**SET PROBLEM:** Beginning at the row that contains "829, 994, 908]" and ending after the row that contains "273, 1518, 291]", rewrite those rows with "prediction" swapped for "confidence" and nothing else altered. Output only those rows.

(Layout dataset entries)
★ ★ ★ ★ ★

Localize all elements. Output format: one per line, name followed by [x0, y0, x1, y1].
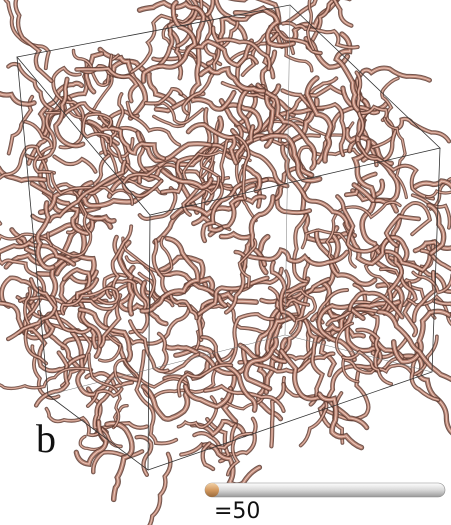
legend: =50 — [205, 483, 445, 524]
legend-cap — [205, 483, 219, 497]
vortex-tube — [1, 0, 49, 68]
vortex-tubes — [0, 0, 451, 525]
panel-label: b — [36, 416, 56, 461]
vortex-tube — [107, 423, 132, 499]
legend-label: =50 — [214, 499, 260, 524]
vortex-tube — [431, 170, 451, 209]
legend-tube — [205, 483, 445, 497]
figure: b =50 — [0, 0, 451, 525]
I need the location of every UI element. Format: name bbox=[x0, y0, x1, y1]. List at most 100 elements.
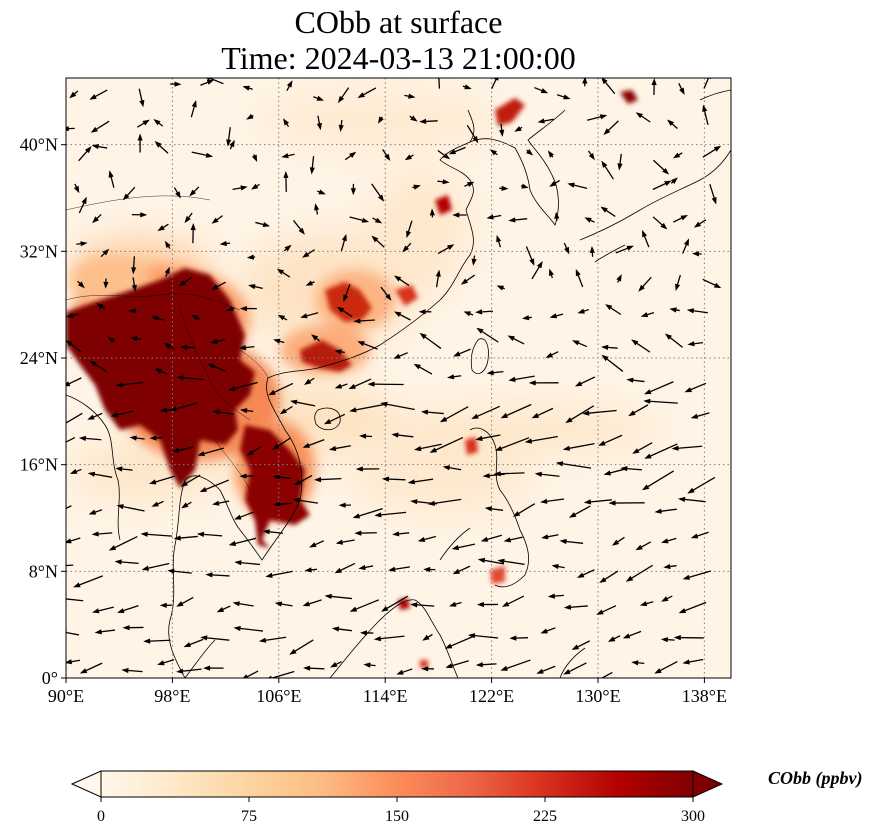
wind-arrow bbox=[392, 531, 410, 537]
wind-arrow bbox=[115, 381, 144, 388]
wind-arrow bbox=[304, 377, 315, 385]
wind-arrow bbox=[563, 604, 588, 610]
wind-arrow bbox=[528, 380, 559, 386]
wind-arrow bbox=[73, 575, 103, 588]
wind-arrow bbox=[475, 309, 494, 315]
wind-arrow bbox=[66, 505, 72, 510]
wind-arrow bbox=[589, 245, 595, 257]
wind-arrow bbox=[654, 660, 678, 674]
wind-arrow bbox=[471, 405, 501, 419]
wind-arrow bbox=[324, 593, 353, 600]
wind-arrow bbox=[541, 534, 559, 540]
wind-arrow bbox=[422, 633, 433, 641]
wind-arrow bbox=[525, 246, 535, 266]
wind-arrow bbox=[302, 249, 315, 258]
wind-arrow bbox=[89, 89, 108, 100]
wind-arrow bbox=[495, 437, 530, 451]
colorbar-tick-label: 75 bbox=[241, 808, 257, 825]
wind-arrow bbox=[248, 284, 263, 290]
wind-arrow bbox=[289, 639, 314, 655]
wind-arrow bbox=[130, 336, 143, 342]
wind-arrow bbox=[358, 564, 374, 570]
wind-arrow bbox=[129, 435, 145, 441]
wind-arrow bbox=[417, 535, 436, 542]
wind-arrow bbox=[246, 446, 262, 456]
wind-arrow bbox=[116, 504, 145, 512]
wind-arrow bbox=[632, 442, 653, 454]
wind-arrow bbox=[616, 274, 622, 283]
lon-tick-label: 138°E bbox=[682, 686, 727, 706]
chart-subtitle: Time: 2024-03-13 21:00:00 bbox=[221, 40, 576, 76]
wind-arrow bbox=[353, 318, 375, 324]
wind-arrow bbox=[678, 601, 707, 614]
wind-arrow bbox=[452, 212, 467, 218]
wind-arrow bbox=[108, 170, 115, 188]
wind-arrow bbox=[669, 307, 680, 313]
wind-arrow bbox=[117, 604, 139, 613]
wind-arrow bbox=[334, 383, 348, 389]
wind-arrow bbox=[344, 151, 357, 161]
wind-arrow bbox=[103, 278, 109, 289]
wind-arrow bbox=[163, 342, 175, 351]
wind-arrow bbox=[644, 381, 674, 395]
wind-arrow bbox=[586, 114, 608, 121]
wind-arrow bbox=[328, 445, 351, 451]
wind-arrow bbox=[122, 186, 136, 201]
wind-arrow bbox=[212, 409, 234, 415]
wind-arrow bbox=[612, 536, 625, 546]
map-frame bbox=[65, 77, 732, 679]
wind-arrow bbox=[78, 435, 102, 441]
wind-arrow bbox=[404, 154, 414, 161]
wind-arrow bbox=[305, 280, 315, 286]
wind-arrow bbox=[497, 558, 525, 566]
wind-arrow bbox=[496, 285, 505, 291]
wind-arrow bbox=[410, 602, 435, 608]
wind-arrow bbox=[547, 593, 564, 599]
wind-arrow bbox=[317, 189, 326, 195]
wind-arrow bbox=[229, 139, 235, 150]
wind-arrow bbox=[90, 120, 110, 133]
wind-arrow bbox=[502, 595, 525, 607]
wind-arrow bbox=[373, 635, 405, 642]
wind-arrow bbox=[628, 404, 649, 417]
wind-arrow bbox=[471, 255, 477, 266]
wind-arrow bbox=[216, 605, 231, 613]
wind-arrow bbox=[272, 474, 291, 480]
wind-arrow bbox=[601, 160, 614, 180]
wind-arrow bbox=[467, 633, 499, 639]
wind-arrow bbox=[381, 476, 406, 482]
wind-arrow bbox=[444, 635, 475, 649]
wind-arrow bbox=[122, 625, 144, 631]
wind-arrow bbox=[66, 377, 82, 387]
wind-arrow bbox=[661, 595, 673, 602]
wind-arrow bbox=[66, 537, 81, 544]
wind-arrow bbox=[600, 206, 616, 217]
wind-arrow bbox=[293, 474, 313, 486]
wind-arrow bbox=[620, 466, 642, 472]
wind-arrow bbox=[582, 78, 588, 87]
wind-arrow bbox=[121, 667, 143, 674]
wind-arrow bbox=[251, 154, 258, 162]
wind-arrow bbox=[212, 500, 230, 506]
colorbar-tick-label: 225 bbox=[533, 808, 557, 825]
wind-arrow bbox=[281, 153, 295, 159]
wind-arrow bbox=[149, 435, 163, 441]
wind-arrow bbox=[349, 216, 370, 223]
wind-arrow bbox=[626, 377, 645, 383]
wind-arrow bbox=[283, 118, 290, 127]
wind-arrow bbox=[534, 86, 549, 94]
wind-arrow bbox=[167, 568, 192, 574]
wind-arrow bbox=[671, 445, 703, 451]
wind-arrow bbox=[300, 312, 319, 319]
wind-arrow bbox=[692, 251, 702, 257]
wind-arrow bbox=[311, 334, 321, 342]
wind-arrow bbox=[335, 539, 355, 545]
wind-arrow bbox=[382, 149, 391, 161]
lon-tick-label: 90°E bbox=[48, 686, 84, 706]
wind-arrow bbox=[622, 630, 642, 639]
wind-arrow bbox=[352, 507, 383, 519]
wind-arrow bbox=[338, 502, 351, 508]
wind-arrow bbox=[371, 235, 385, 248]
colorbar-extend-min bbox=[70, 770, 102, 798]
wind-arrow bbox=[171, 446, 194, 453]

★ ★ ★ ★ ★

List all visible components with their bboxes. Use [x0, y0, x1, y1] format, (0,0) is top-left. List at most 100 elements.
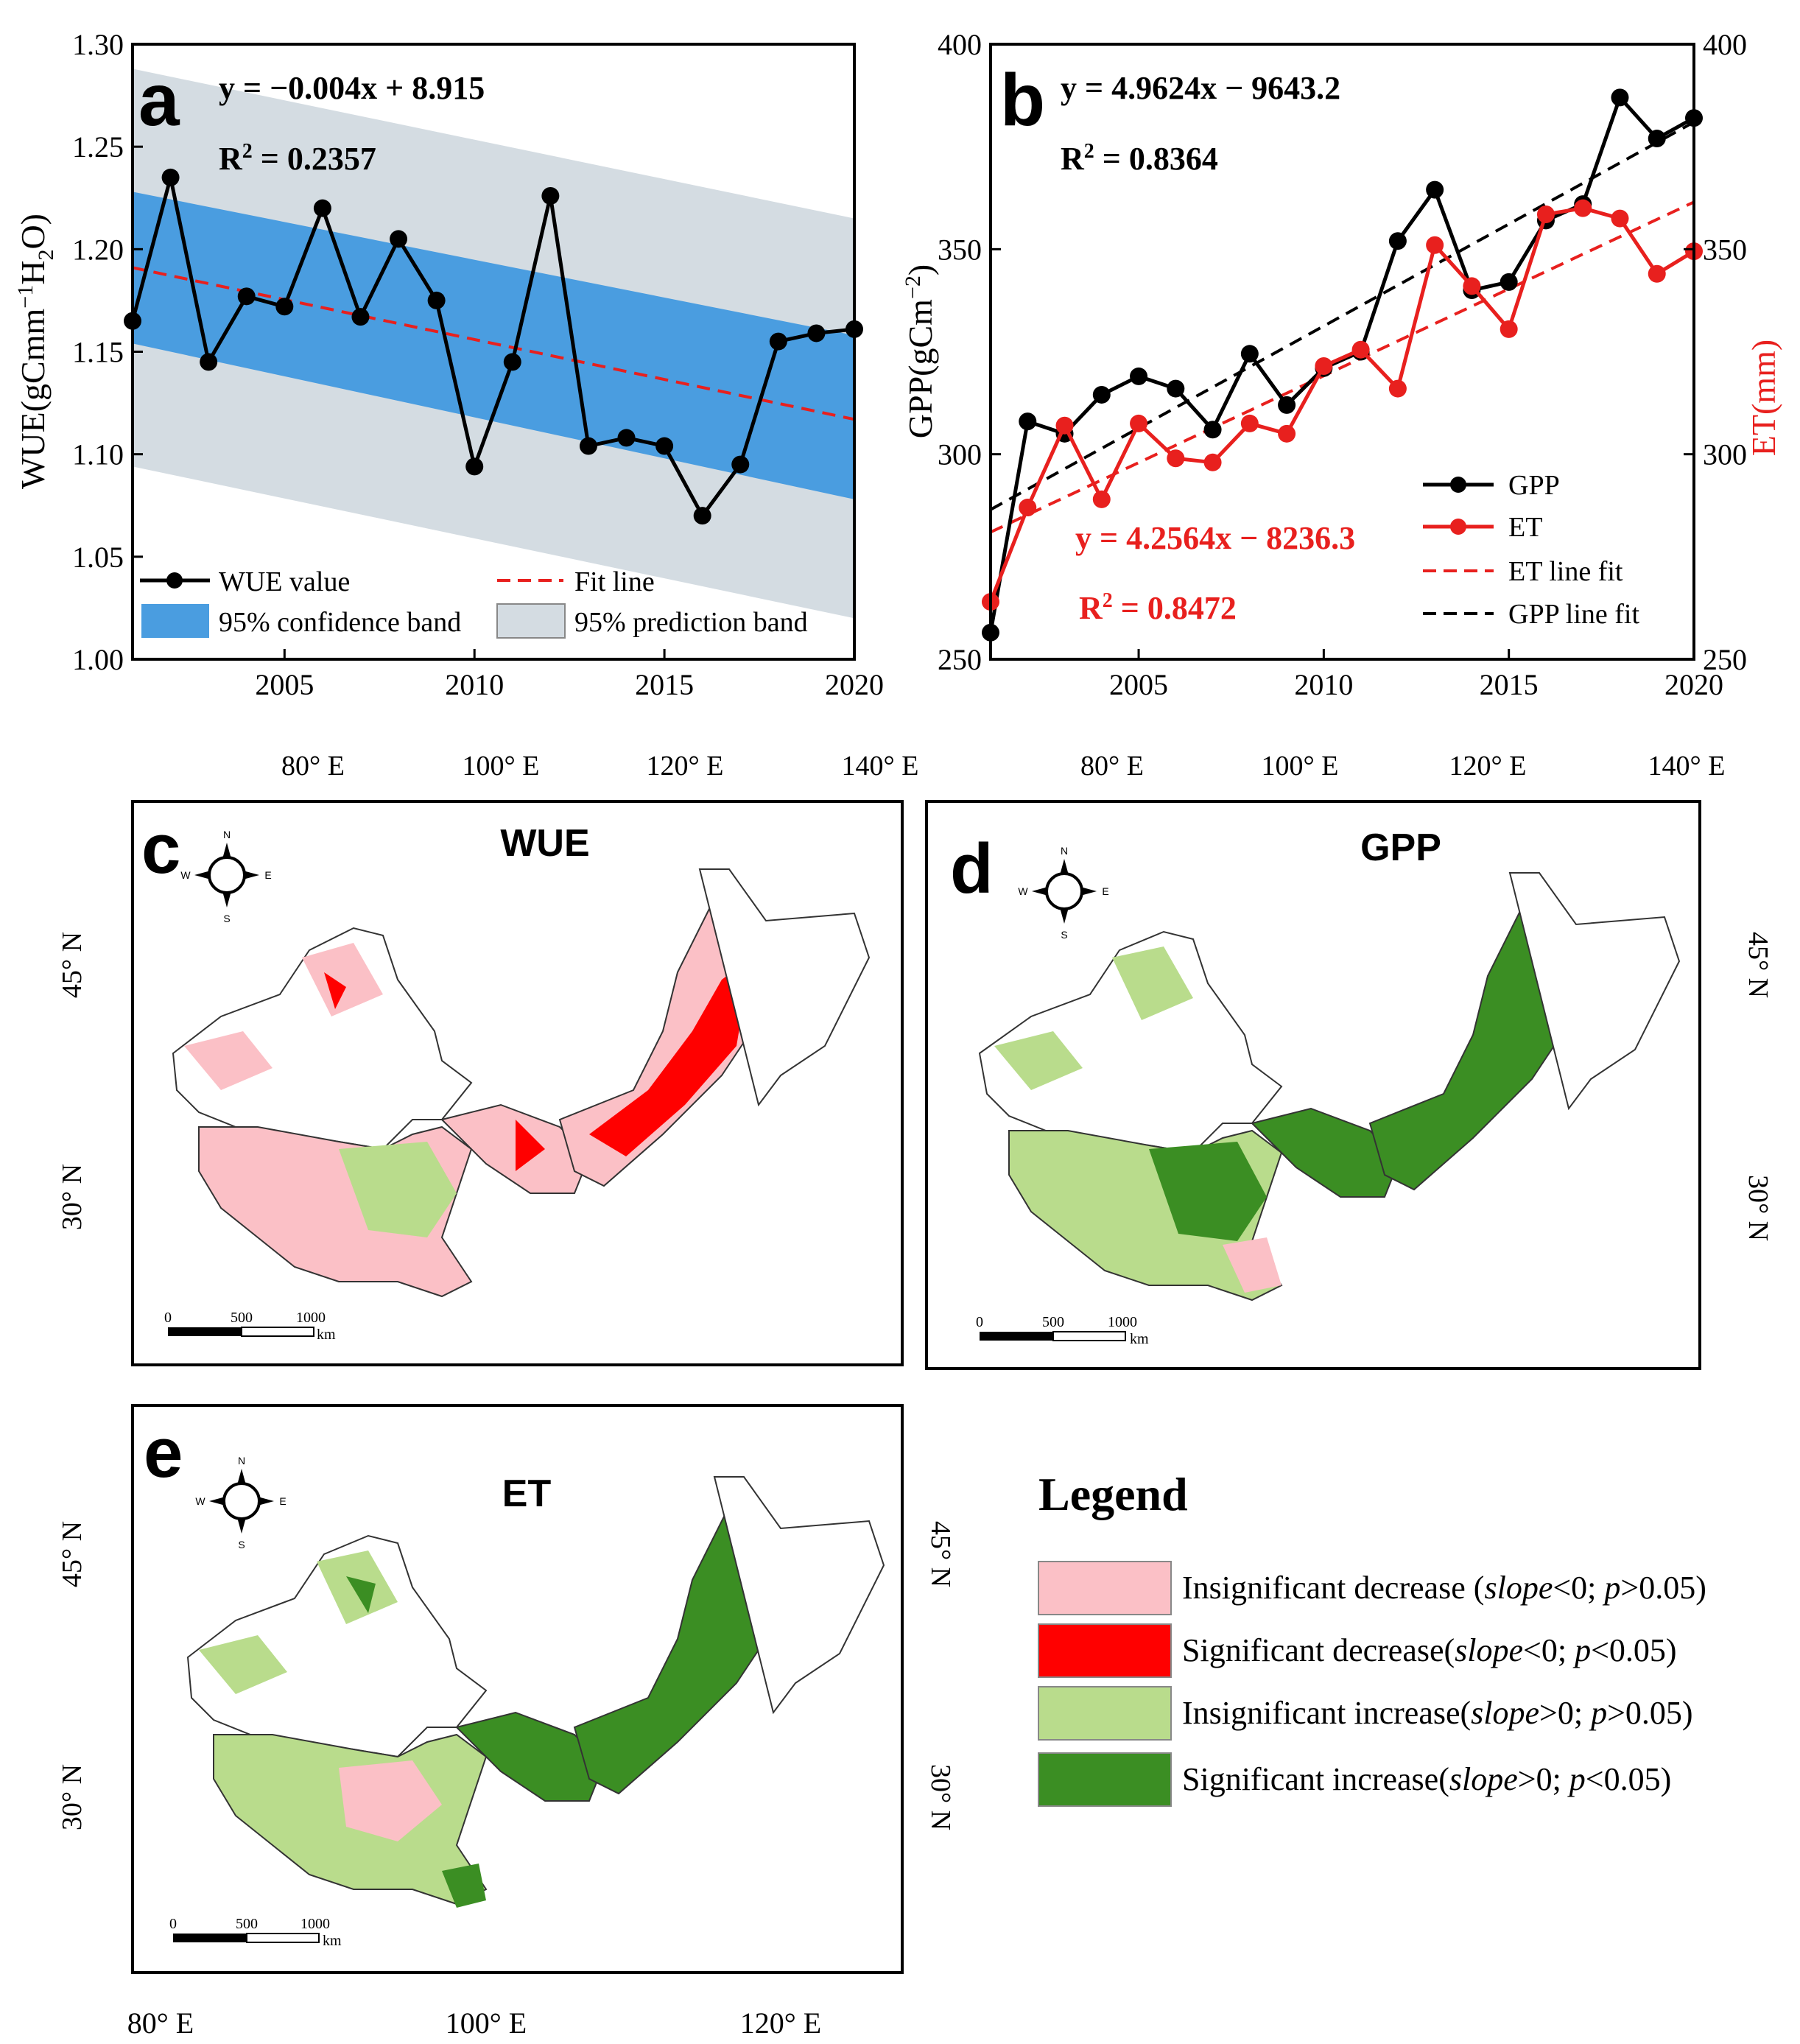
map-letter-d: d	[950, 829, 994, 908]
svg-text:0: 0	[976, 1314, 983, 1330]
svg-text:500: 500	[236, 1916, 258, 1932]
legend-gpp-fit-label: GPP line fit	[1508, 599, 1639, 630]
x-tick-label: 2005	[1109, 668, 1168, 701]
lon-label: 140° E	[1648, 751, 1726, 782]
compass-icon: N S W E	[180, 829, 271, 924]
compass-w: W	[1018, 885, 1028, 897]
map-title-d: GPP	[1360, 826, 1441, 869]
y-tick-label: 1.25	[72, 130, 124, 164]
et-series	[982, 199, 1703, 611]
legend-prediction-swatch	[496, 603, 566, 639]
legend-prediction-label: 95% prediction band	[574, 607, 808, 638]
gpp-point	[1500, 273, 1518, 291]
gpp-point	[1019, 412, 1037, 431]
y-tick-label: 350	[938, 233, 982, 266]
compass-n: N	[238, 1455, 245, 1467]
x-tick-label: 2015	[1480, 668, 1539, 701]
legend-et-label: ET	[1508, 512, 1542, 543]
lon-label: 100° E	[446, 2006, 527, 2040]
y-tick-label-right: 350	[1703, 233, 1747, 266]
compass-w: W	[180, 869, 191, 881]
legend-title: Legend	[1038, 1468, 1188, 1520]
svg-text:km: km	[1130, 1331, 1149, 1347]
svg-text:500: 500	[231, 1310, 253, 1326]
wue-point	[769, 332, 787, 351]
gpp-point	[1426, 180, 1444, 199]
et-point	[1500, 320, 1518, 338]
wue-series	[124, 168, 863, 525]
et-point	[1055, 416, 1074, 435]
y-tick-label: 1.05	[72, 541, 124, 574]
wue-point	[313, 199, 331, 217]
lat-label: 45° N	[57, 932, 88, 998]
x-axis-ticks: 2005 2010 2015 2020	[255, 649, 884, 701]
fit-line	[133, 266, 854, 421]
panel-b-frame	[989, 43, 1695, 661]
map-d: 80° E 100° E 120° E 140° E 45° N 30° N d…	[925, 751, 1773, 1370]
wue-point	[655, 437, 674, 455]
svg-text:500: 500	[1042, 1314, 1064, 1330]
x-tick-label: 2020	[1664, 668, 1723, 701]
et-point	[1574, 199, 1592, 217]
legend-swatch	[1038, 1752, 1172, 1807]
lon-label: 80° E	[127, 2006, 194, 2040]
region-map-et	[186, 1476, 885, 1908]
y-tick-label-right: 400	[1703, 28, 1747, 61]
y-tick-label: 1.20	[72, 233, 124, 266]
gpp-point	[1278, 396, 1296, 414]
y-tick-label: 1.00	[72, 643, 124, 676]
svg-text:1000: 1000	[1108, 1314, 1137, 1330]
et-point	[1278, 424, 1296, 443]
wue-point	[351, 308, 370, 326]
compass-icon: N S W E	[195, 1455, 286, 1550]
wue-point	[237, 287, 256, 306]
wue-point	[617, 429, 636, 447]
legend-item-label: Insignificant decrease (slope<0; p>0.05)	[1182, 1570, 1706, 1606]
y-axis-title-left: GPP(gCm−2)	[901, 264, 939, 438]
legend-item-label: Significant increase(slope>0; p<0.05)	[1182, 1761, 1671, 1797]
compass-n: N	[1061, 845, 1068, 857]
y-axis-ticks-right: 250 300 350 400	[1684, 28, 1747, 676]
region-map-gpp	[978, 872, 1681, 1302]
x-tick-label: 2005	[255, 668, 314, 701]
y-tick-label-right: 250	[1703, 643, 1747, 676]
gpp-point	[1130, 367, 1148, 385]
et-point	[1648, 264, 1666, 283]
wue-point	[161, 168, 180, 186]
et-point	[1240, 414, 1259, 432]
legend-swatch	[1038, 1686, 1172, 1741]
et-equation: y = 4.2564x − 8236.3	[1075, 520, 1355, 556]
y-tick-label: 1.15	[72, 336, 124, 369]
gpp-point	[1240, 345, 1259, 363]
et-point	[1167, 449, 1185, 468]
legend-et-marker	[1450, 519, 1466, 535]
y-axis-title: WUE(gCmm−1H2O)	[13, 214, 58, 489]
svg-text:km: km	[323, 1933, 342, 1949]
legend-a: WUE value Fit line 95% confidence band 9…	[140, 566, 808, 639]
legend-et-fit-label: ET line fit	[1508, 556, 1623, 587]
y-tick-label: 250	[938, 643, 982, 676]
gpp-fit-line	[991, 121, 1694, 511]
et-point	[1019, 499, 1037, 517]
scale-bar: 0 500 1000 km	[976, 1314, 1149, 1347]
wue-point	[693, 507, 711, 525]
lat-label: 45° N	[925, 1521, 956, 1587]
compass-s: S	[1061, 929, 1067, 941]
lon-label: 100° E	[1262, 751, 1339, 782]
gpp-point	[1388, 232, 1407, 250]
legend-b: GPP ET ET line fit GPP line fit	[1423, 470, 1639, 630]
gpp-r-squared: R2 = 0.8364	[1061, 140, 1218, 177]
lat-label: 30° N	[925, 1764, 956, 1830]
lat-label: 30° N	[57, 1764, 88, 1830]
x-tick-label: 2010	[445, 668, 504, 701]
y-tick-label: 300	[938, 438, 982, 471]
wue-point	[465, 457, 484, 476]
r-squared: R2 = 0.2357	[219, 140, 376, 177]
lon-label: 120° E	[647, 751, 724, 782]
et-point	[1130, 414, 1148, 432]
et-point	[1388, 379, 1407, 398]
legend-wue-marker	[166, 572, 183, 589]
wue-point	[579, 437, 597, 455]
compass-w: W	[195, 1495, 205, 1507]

★ ★ ★ ★ ★

**EXERCISE RESPONSE:**
map-letter-d: d	[950, 829, 994, 908]
svg-text:0: 0	[976, 1314, 983, 1330]
svg-text:500: 500	[236, 1916, 258, 1932]
legend-gpp-fit-label: GPP line fit	[1508, 599, 1639, 630]
x-tick-label: 2005	[1109, 668, 1168, 701]
lon-label: 140° E	[1648, 751, 1726, 782]
compass-icon: N S W E	[180, 829, 271, 924]
compass-w: W	[1018, 885, 1028, 897]
map-title-d: GPP	[1360, 826, 1441, 869]
y-tick-label: 1.25	[72, 130, 124, 164]
et-series	[982, 199, 1703, 611]
legend-confidence-swatch	[496, 603, 566, 639]
legend-confidence-label: 95% confidence band	[574, 607, 808, 638]
gpp-point	[1500, 273, 1518, 291]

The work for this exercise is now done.